**TASK REQUIREMENTS**:
Using the material that follows, identify and copy each line with the string "Street".

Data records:
+===+

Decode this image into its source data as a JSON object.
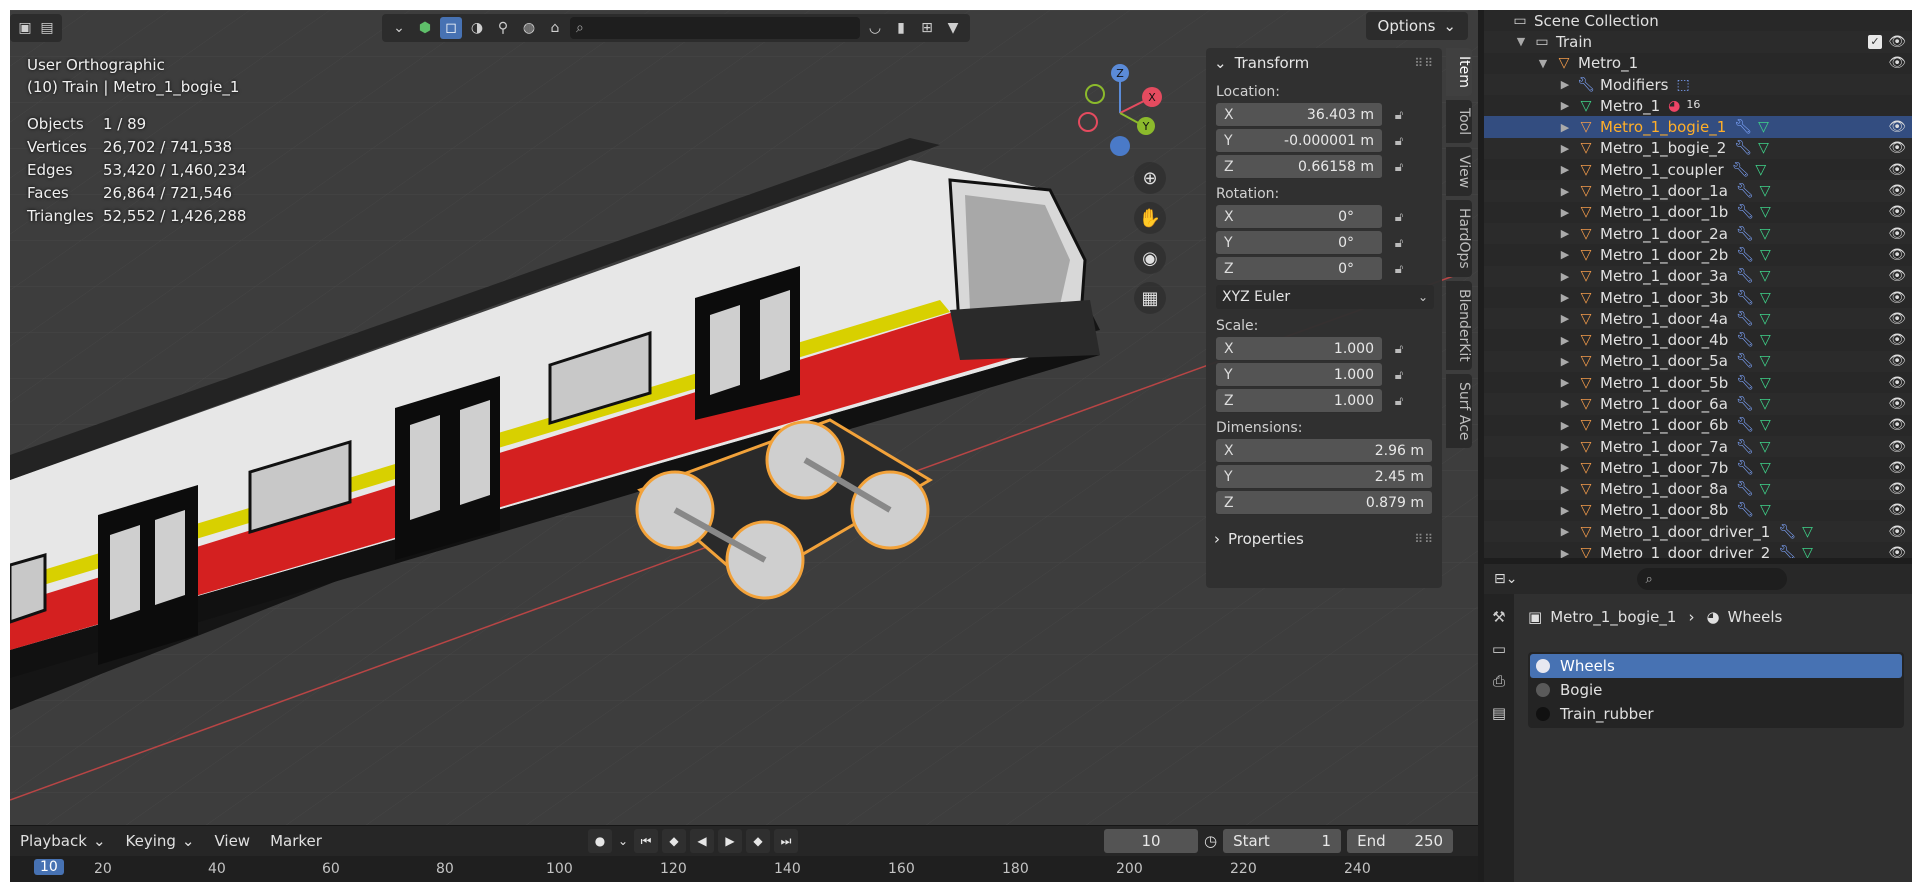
{
  "viewport": {
    "view_name": "User Orthographic",
    "context": "(10) Train | Metro_1_bogie_1",
    "stats": [
      {
        "label": "Objects",
        "value": "1 / 89"
      },
      {
        "label": "Vertices",
        "value": "26,702 / 741,538"
      },
      {
        "label": "Edges",
        "value": "53,420 / 1,460,234"
      },
      {
        "label": "Faces",
        "value": "26,864 / 721,546"
      },
      {
        "label": "Triangles",
        "value": "52,552 / 1,426,288"
      }
    ],
    "options_label": "Options",
    "gizmo": {
      "x": "X",
      "y": "Y",
      "z": "Z"
    }
  },
  "npanel": {
    "transform_title": "Transform",
    "location_label": "Location:",
    "location": [
      {
        "axis": "X",
        "value": "36.403 m"
      },
      {
        "axis": "Y",
        "value": "-0.000001 m"
      },
      {
        "axis": "Z",
        "value": "0.66158 m"
      }
    ],
    "rotation_label": "Rotation:",
    "rotation": [
      {
        "axis": "X",
        "value": "0°"
      },
      {
        "axis": "Y",
        "value": "0°"
      },
      {
        "axis": "Z",
        "value": "0°"
      }
    ],
    "rotation_mode": "XYZ Euler",
    "scale_label": "Scale:",
    "scale": [
      {
        "axis": "X",
        "value": "1.000"
      },
      {
        "axis": "Y",
        "value": "1.000"
      },
      {
        "axis": "Z",
        "value": "1.000"
      }
    ],
    "dimensions_label": "Dimensions:",
    "dimensions": [
      {
        "axis": "X",
        "value": "2.96 m"
      },
      {
        "axis": "Y",
        "value": "2.45 m"
      },
      {
        "axis": "Z",
        "value": "0.879 m"
      }
    ],
    "properties_title": "Properties"
  },
  "sidetabs": [
    "Item",
    "Tool",
    "View",
    "HardOps",
    "BlenderKit",
    "Surf Ace"
  ],
  "timeline": {
    "menus": [
      "Playback",
      "Keying",
      "View",
      "Marker"
    ],
    "current_frame": "10",
    "start_label": "Start",
    "start": "1",
    "end_label": "End",
    "end": "250",
    "ruler": [
      "10",
      "20",
      "40",
      "60",
      "80",
      "100",
      "120",
      "140",
      "160",
      "180",
      "200",
      "220",
      "240"
    ]
  },
  "outliner": {
    "scene_collection": "Scene Collection",
    "collection": "Train",
    "parent": "Metro_1",
    "modifiers": "Modifiers",
    "mesh": "Metro_1",
    "mesh_badge": "16",
    "children": [
      "Metro_1_bogie_1",
      "Metro_1_bogie_2",
      "Metro_1_coupler",
      "Metro_1_door_1a",
      "Metro_1_door_1b",
      "Metro_1_door_2a",
      "Metro_1_door_2b",
      "Metro_1_door_3a",
      "Metro_1_door_3b",
      "Metro_1_door_4a",
      "Metro_1_door_4b",
      "Metro_1_door_5a",
      "Metro_1_door_5b",
      "Metro_1_door_6a",
      "Metro_1_door_6b",
      "Metro_1_door_7a",
      "Metro_1_door_7b",
      "Metro_1_door_8a",
      "Metro_1_door_8b",
      "Metro_1_door_driver_1",
      "Metro_1_door_driver_2"
    ]
  },
  "properties": {
    "object_name": "Metro_1_bogie_1",
    "material_name": "Wheels",
    "materials": [
      {
        "name": "Wheels",
        "color": "#e8e8f0"
      },
      {
        "name": "Bogie",
        "color": "#5a5a5a"
      },
      {
        "name": "Train_rubber",
        "color": "#111111"
      }
    ]
  }
}
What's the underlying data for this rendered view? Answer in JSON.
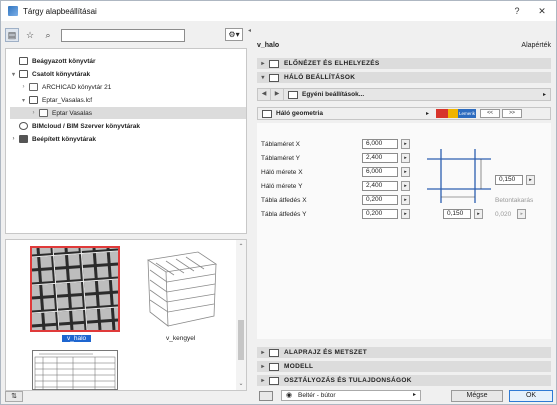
{
  "window": {
    "title": "Tárgy alapbeállításai",
    "help": "?",
    "close": "✕"
  },
  "library_tree": {
    "items": [
      {
        "label": "Beágyazott könyvtár",
        "bold": true,
        "twisty": "",
        "indent": 0
      },
      {
        "label": "Csatolt könyvtárak",
        "bold": true,
        "twisty": "▾",
        "indent": 0
      },
      {
        "label": "ARCHICAD könyvtár 21",
        "bold": false,
        "twisty": "›",
        "indent": 1
      },
      {
        "label": "Eptar_Vasalas.lcf",
        "bold": false,
        "twisty": "▾",
        "indent": 1
      },
      {
        "label": "Eptar Vasalas",
        "bold": false,
        "twisty": "›",
        "indent": 2
      },
      {
        "label": "BIMcloud / BIM Szerver könyvtárak",
        "bold": true,
        "twisty": "",
        "indent": 0
      },
      {
        "label": "Beépített könyvtárak",
        "bold": true,
        "twisty": "›",
        "indent": 0
      }
    ]
  },
  "previews": [
    {
      "label": "v_halo",
      "selected": true
    },
    {
      "label": "v_kengyel",
      "selected": false
    }
  ],
  "object": {
    "name": "v_halo",
    "defaults": "Alapérték"
  },
  "sections": {
    "elonezet": "ELŐNÉZET ÉS ELHELYEZÉS",
    "halo": "HÁLÓ BEÁLLÍTÁSOK",
    "alaprajz": "ALAPRAJZ ÉS METSZET",
    "modell": "MODELL",
    "osztalyozas": "OSZTÁLYOZÁS ÉS TULAJDONSÁGOK"
  },
  "settings_bar": {
    "label": "Egyéni beállítások..."
  },
  "geometry_bar": {
    "label": "Háló geometria",
    "logo_text": "Lemerik"
  },
  "params": [
    {
      "label": "Táblaméret X",
      "value": "6,000"
    },
    {
      "label": "Táblaméret Y",
      "value": "2,400"
    },
    {
      "label": "Háló mérete X",
      "value": "6,000"
    },
    {
      "label": "Háló mérete Y",
      "value": "2,400"
    },
    {
      "label": "Tábla átfedés X",
      "value": "0,200"
    },
    {
      "label": "Tábla átfedés Y",
      "value": "0,200"
    }
  ],
  "diagram": {
    "right_value": "0,150",
    "bottom_value": "0,150",
    "cover_label": "Betontakarás",
    "cover_value": "0,020"
  },
  "footer": {
    "layer": "Beltér - bútor",
    "cancel": "Mégse",
    "ok": "OK"
  }
}
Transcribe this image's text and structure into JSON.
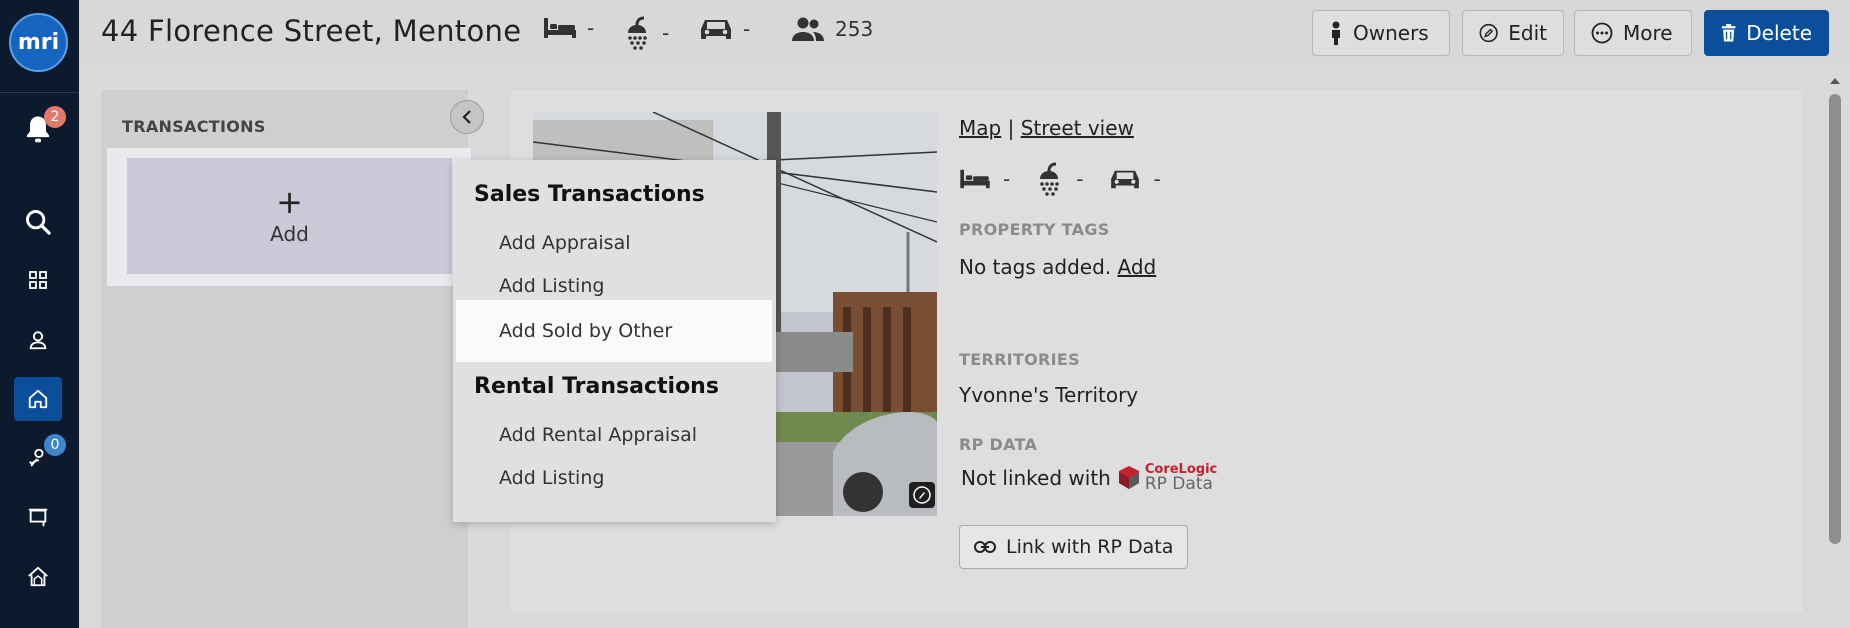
{
  "sidebar": {
    "logo_text": "mri",
    "notifications_count": "2",
    "tasks_count": "0"
  },
  "header": {
    "title": "44 Florence Street, Mentone",
    "beds": "-",
    "baths": "-",
    "cars": "-",
    "contacts_count": "253",
    "buttons": {
      "owners": "Owners",
      "edit": "Edit",
      "more": "More",
      "delete": "Delete"
    }
  },
  "transactions": {
    "heading": "TRANSACTIONS",
    "add_label": "Add",
    "add_symbol": "+"
  },
  "dropdown": {
    "sales_heading": "Sales Transactions",
    "sales_items": [
      "Add Appraisal",
      "Add Listing",
      "Add Sold by Other"
    ],
    "rental_heading": "Rental Transactions",
    "rental_items": [
      "Add Rental Appraisal",
      "Add Listing"
    ]
  },
  "property": {
    "map_link": "Map",
    "separator": "|",
    "street_view_link": "Street view",
    "beds": "-",
    "baths": "-",
    "cars": "-",
    "tags_label": "PROPERTY TAGS",
    "tags_text": "No tags added.",
    "tags_add": "Add",
    "territories_label": "TERRITORIES",
    "territory": "Yvonne's Territory",
    "rpdata_label": "RP DATA",
    "rpdata_status": "Not linked with",
    "corelogic_brand": "CoreLogic",
    "rpdata_brand": "RP Data",
    "link_button": "Link with RP Data"
  },
  "colors": {
    "sidebar_bg": "#0d1a2e",
    "primary": "#0b4f9b",
    "badge_red": "#e07b6c",
    "badge_blue": "#3f87c9",
    "corelogic_red": "#c8202f"
  }
}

+===+

**COMPLETE ANSWER**:
    "title": "44 Florence Street, Mentone",
    "street_view_link": "Street view",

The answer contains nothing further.